Recorded data
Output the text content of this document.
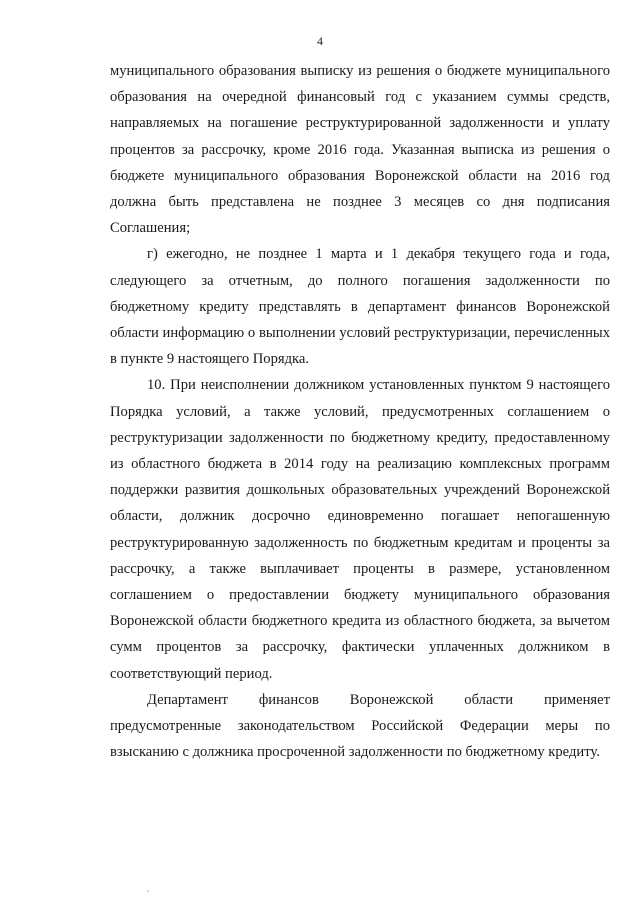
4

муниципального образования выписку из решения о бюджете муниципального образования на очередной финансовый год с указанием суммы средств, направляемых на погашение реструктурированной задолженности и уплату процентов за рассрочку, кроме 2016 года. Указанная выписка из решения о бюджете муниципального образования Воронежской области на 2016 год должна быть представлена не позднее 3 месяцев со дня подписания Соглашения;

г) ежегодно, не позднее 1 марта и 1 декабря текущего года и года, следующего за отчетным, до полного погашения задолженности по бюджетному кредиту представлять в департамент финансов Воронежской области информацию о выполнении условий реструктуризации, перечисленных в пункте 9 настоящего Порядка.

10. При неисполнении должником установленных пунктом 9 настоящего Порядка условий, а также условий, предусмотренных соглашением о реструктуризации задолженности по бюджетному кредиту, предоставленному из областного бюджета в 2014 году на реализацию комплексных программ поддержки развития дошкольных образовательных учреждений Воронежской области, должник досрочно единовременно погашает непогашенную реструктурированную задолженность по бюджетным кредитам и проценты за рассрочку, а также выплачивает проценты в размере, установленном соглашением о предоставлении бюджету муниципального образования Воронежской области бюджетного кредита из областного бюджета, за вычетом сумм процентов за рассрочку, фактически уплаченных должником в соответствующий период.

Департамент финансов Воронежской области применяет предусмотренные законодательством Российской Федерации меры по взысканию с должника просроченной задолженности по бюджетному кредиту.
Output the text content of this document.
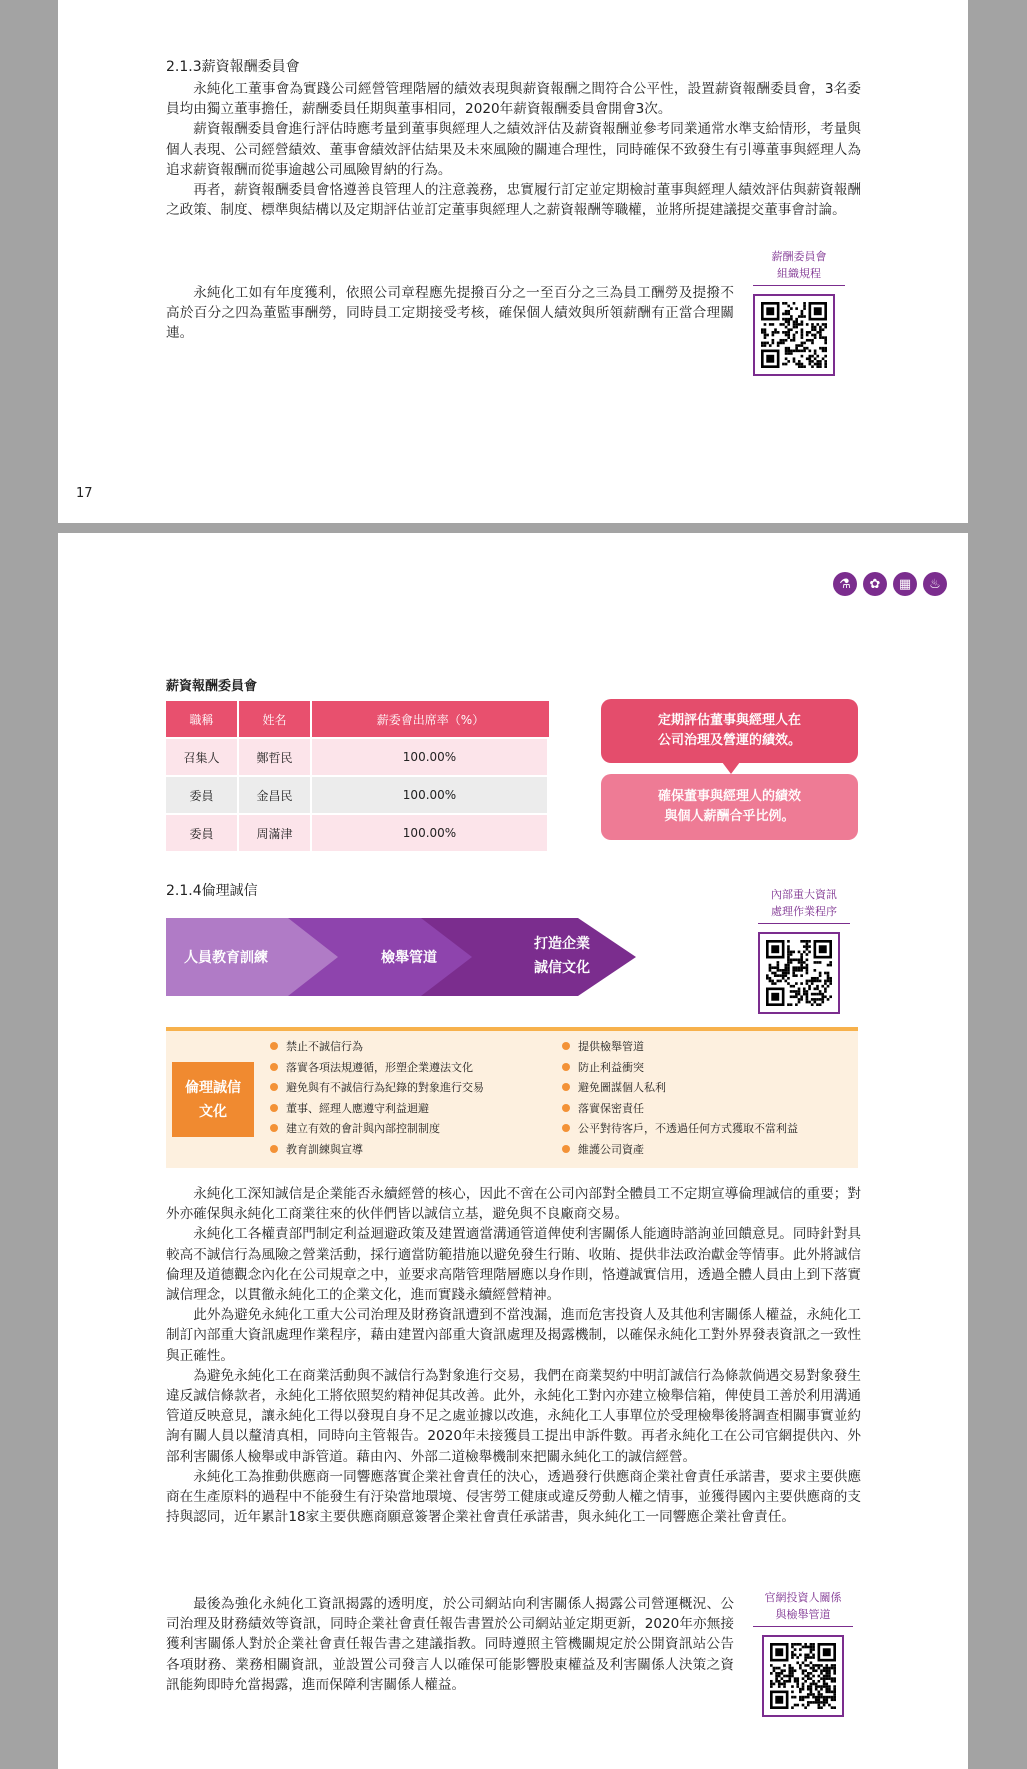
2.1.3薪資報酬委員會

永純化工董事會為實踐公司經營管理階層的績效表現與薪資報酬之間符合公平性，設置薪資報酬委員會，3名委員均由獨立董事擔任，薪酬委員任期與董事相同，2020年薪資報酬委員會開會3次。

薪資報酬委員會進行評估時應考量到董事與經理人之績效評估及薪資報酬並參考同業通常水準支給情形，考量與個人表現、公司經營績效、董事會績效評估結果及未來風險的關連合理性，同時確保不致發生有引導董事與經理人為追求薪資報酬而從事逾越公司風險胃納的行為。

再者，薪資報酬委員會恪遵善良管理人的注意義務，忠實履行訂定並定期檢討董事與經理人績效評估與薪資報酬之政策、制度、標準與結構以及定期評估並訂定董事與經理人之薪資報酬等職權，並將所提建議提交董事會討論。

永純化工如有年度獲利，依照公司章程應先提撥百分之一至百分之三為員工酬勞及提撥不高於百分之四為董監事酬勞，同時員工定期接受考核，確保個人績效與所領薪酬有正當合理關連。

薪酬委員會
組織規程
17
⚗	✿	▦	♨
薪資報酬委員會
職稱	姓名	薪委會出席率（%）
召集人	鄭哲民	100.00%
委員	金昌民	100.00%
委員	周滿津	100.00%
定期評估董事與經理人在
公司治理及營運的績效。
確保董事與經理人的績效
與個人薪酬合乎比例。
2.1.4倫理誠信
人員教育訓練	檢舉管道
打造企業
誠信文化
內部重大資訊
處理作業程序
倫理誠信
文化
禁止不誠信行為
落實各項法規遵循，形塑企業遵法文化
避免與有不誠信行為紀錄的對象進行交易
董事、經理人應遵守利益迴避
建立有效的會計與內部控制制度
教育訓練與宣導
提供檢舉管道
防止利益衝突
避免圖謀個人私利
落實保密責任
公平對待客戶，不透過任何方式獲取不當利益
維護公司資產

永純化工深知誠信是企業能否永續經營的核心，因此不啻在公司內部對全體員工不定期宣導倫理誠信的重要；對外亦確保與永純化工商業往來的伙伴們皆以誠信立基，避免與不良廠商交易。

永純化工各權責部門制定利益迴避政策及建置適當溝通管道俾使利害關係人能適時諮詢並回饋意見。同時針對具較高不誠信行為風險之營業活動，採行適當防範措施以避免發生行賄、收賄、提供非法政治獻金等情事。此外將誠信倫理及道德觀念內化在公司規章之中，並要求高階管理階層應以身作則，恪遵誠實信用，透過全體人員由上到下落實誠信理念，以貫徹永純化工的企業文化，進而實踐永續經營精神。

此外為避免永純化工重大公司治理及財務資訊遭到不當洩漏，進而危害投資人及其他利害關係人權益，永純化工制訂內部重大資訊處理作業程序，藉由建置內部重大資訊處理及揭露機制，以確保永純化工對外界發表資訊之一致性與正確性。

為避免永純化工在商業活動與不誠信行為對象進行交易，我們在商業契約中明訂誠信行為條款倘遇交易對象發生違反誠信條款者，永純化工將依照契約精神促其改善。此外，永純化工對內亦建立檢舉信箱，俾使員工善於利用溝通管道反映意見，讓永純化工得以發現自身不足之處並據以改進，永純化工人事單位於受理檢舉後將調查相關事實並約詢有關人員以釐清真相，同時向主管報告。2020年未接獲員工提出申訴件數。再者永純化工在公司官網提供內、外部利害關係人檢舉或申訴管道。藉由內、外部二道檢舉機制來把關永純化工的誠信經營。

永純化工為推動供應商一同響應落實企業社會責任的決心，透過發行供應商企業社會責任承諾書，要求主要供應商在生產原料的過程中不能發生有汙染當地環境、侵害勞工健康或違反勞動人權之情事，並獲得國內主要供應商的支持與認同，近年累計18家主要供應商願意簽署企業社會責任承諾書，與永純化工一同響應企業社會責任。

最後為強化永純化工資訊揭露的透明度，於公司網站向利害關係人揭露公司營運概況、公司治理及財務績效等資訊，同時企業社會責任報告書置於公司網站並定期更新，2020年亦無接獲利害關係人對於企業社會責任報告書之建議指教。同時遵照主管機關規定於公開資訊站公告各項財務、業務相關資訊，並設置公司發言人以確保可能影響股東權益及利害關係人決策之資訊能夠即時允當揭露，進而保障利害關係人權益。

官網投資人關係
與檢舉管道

* _AIM_
Write out again every line above exactly as given; the pictures do not belong in the copy.

* _ANSWER TO THE PROBLEM_
Output the text content of this document.
4

муниципального образования выписку из решения о бюджете муниципального образования на очередной финансовый год с указанием суммы средств, направляемых на погашение реструктурированной задолженности и уплату процентов за рассрочку, кроме 2016 года. Указанная выписка из решения о бюджете муниципального образования Воронежской области на 2016 год должна быть представлена не позднее 3 месяцев со дня подписания Соглашения;

г) ежегодно, не позднее 1 марта и 1 декабря текущего года и года, следующего за отчетным, до полного погашения задолженности по бюджетному кредиту представлять в департамент финансов Воронежской области информацию о выполнении условий реструктуризации, перечисленных в пункте 9 настоящего Порядка.

10. При неисполнении должником установленных пунктом 9 настоящего Порядка условий, а также условий, предусмотренных соглашением о реструктуризации задолженности по бюджетному кредиту, предоставленному из областного бюджета в 2014 году на реализацию комплексных программ поддержки развития дошкольных образовательных учреждений Воронежской области, должник досрочно единовременно погашает непогашенную реструктурированную задолженность по бюджетным кредитам и проценты за рассрочку, а также выплачивает проценты в размере, установленном соглашением о предоставлении бюджету муниципального образования Воронежской области бюджетного кредита из областного бюджета, за вычетом сумм процентов за рассрочку, фактически уплаченных должником в соответствующий период.

Департамент финансов Воронежской области применяет предусмотренные законодательством Российской Федерации меры по взысканию с должника просроченной задолженности по бюджетному кредиту.
Output the text content of this document.
2.1.3薪資報酬委員會

永純化工董事會為實踐公司經營管理階層的績效表現與薪資報酬之間符合公平性，設置薪資報酬委員會，3名委員均由獨立董事擔任，薪酬委員任期與董事相同，2020年薪資報酬委員會開會3次。

薪資報酬委員會進行評估時應考量到董事與經理人之績效評估及薪資報酬並參考同業通常水準支給情形，考量與個人表現、公司經營績效、董事會績效評估結果及未來風險的關連合理性，同時確保不致發生有引導董事與經理人為追求薪資報酬而從事逾越公司風險胃納的行為。

再者，薪資報酬委員會恪遵善良管理人的注意義務，忠實履行訂定並定期檢討董事與經理人績效評估與薪資報酬之政策、制度、標準與結構以及定期評估並訂定董事與經理人之薪資報酬等職權，並將所提建議提交董事會討論。

永純化工如有年度獲利，依照公司章程應先提撥百分之一至百分之三為員工酬勞及提撥不高於百分之四為董監事酬勞，同時員工定期接受考核，確保個人績效與所領薪酬有正當合理關連。

薪酬委員會
組織規程
17
⚗	✿	▦	♨
薪資報酬委員會
職稱	姓名	薪委會出席率（%）
召集人	鄭哲民	100.00%
委員	金昌民	100.00%
委員	周滿津	100.00%
定期評估董事與經理人在
公司治理及營運的績效。
確保董事與經理人的績效
與個人薪酬合乎比例。
2.1.4倫理誠信
人員教育訓練	檢舉管道
打造企業
誠信文化
內部重大資訊
處理作業程序
倫理誠信
文化
禁止不誠信行為
落實各項法規遵循，形塑企業遵法文化
避免與有不誠信行為紀錄的對象進行交易
董事、經理人應遵守利益迴避
建立有效的會計與內部控制制度
教育訓練與宣導
提供檢舉管道
防止利益衝突
避免圖謀個人私利
落實保密責任
公平對待客戶，不透過任何方式獲取不當利益
維護公司資產

永純化工深知誠信是企業能否永續經營的核心，因此不啻在公司內部對全體員工不定期宣導倫理誠信的重要；對外亦確保與永純化工商業往來的伙伴們皆以誠信立基，避免與不良廠商交易。

永純化工各權責部門制定利益迴避政策及建置適當溝通管道俾使利害關係人能適時諮詢並回饋意見。同時針對具較高不誠信行為風險之營業活動，採行適當防範措施以避免發生行賄、收賄、提供非法政治獻金等情事。此外將誠信倫理及道德觀念內化在公司規章之中，並要求高階管理階層應以身作則，恪遵誠實信用，透過全體人員由上到下落實誠信理念，以貫徹永純化工的企業文化，進而實踐永續經營精神。

此外為避免永純化工重大公司治理及財務資訊遭到不當洩漏，進而危害投資人及其他利害關係人權益，永純化工制訂內部重大資訊處理作業程序，藉由建置內部重大資訊處理及揭露機制，以確保永純化工對外界發表資訊之一致性與正確性。

為避免永純化工在商業活動與不誠信行為對象進行交易，我們在商業契約中明訂誠信行為條款倘遇交易對象發生違反誠信條款者，永純化工將依照契約精神促其改善。此外，永純化工對內亦建立檢舉信箱，俾使員工善於利用溝通管道反映意見，讓永純化工得以發現自身不足之處並據以改進，永純化工人事單位於受理檢舉後將調查相關事實並約詢有關人員以釐清真相，同時向主管報告。2020年未接獲員工提出申訴件數。再者永純化工在公司官網提供內、外部利害關係人檢舉或申訴管道。藉由內、外部二道檢舉機制來把關永純化工的誠信經營。

永純化工為推動供應商一同響應落實企業社會責任的決心，透過發行供應商企業社會責任承諾書，要求主要供應商在生產原料的過程中不能發生有汙染當地環境、侵害勞工健康或違反勞動人權之情事，並獲得國內主要供應商的支持與認同，近年累計18家主要供應商願意簽署企業社會責任承諾書，與永純化工一同響應企業社會責任。

最後為強化永純化工資訊揭露的透明度，於公司網站向利害關係人揭露公司營運概況、公司治理及財務績效等資訊，同時企業社會責任報告書置於公司網站並定期更新，2020年亦無接獲利害關係人對於企業社會責任報告書之建議指教。同時遵照主管機關規定於公開資訊站公告各項財務、業務相關資訊，並設置公司發言人以確保可能影響股東權益及利害關係人決策之資訊能夠即時允當揭露，進而保障利害關係人權益。

官網投資人關係
與檢舉管道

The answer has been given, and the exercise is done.